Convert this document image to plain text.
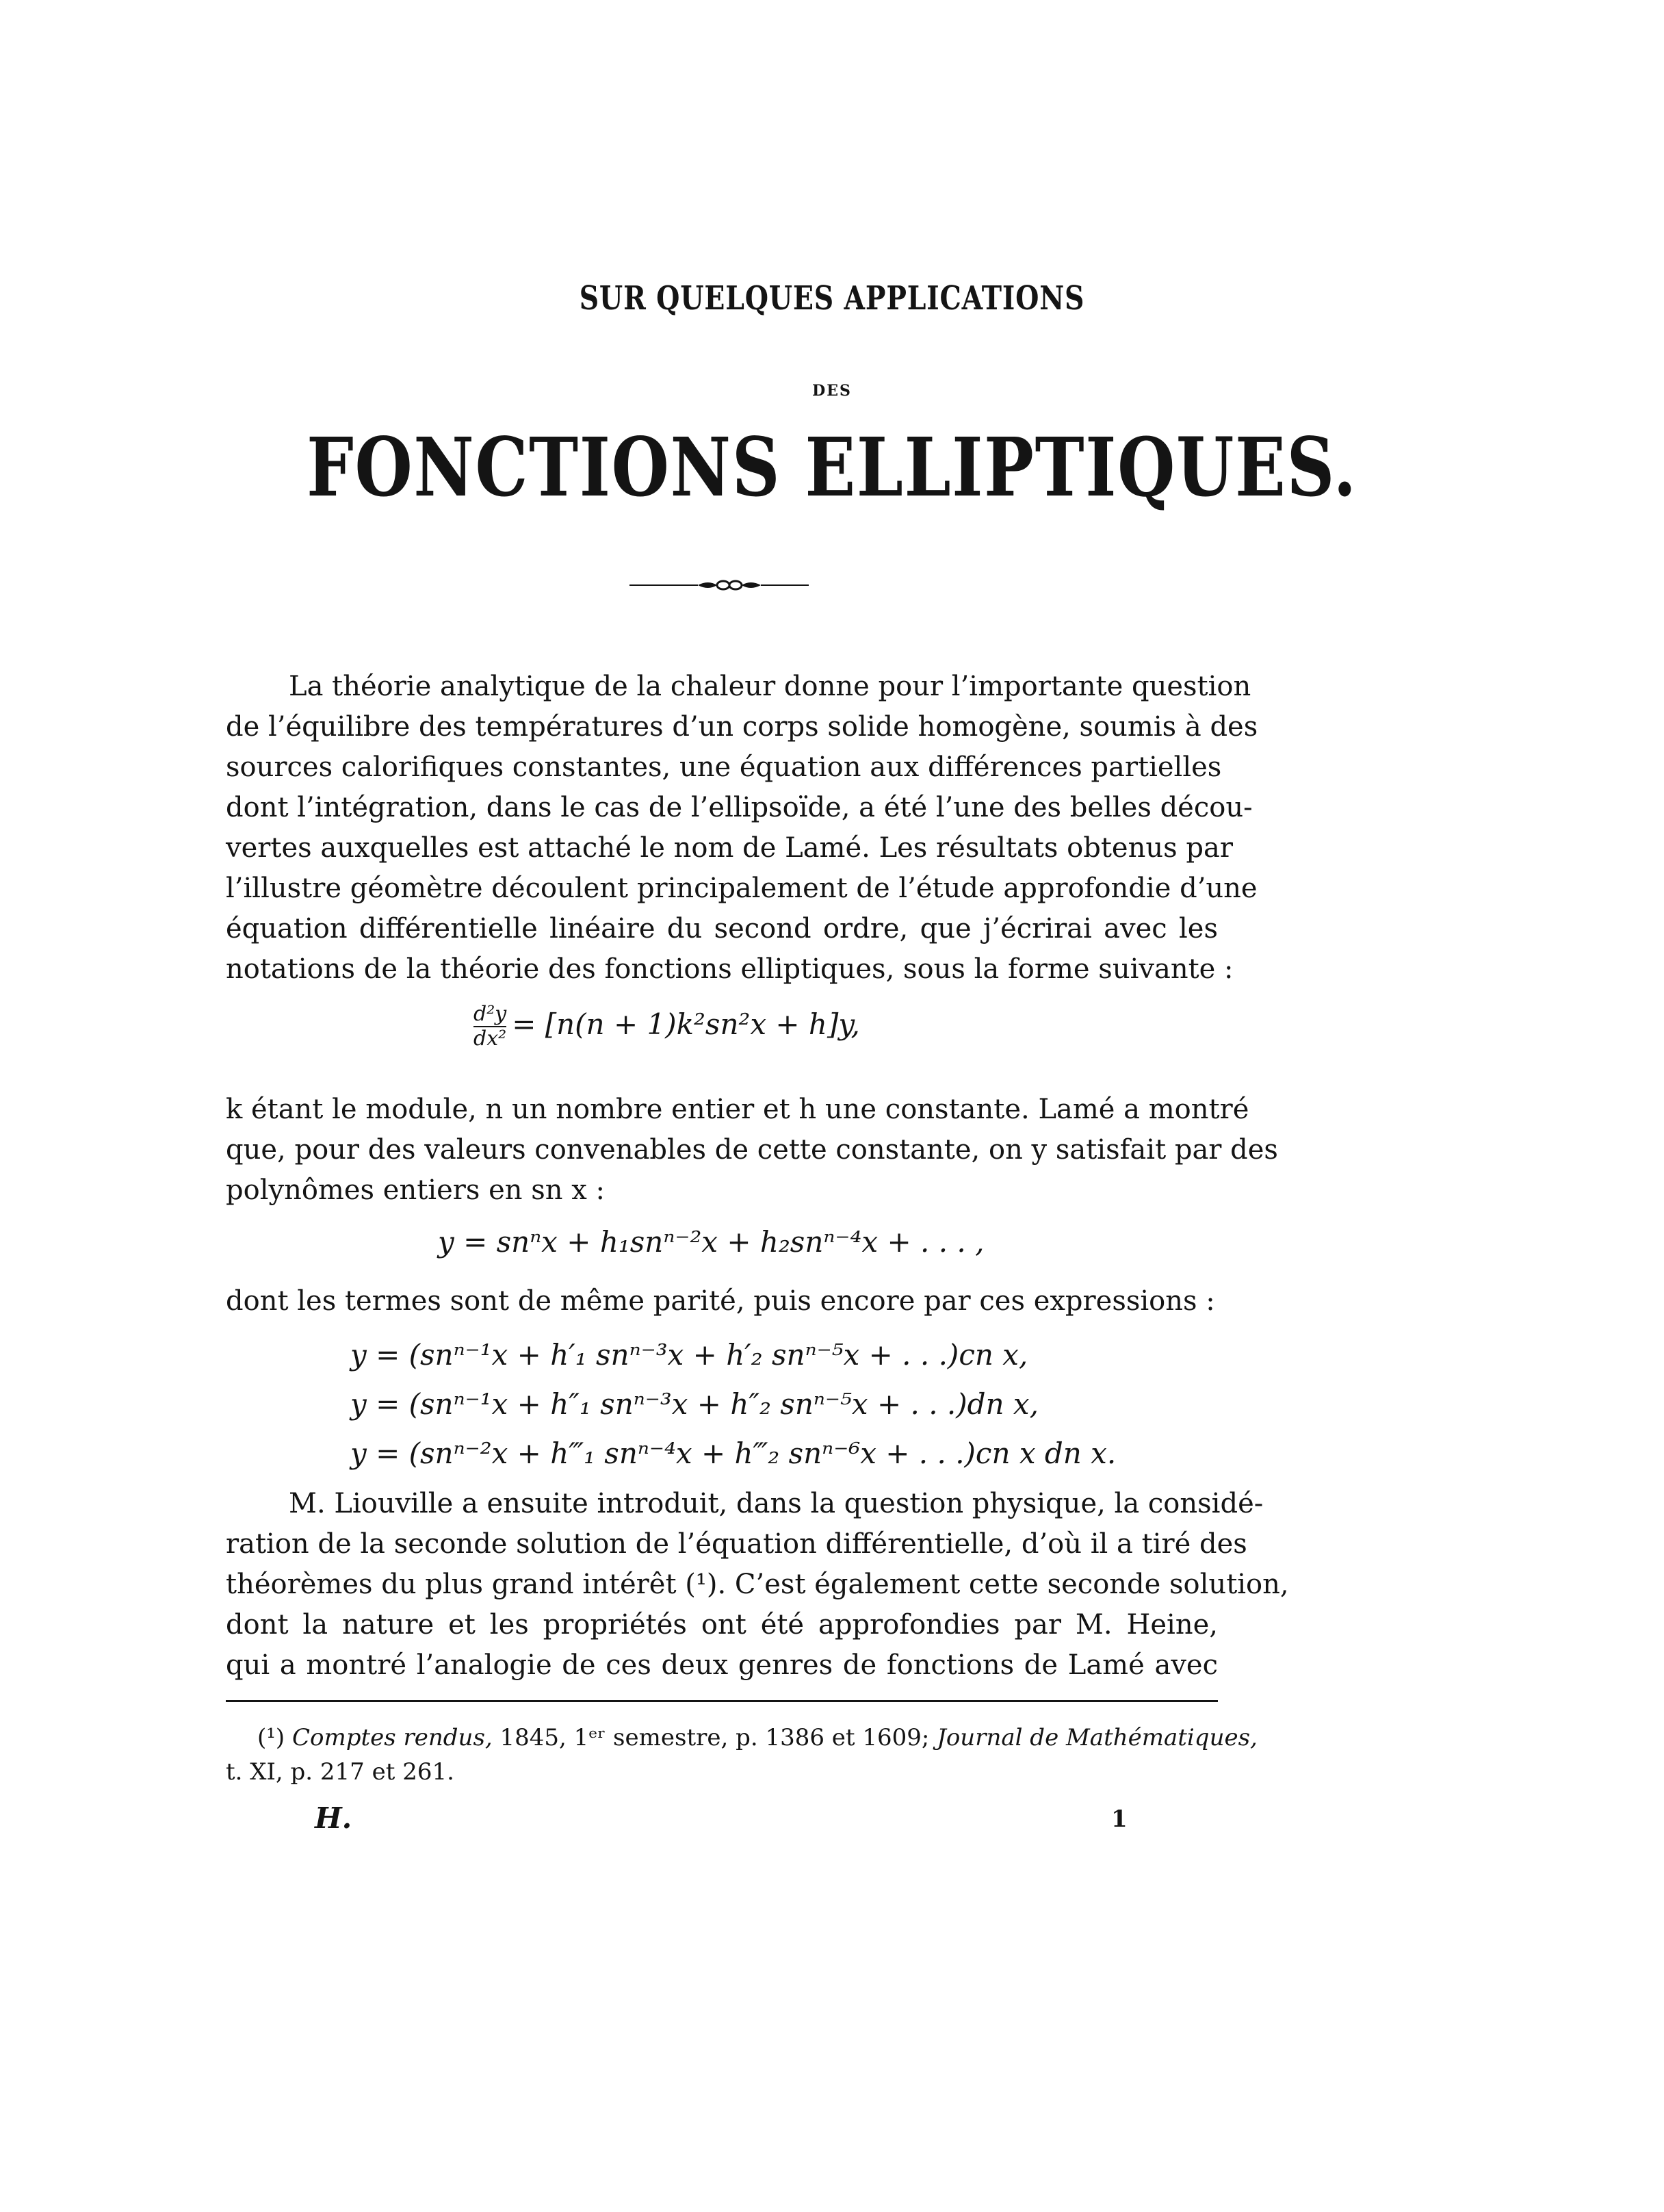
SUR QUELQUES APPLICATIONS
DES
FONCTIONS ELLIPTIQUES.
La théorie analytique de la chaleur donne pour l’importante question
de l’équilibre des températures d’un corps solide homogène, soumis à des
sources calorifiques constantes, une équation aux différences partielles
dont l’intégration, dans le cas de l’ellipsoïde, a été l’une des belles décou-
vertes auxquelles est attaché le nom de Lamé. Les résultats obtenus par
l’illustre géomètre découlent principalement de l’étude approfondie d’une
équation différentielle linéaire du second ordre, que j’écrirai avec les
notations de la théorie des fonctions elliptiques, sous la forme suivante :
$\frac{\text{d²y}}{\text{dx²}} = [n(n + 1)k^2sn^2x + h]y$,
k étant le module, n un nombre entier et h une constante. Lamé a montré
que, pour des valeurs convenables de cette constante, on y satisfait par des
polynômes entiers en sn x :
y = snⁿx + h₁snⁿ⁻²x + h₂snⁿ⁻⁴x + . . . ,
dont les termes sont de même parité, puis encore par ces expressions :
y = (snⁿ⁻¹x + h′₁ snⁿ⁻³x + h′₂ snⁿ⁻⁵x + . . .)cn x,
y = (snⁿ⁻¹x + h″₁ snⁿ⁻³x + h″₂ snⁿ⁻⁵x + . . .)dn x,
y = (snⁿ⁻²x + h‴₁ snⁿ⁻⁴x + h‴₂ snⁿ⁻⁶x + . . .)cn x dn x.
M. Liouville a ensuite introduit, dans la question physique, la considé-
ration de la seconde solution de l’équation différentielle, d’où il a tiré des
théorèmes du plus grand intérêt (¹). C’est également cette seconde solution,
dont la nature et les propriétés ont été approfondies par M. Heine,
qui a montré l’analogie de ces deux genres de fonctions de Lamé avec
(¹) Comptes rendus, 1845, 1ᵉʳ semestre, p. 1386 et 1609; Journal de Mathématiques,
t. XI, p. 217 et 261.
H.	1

# Requirements
Tell how many lines of the data include the word "question", and nothing else.

# Task output
2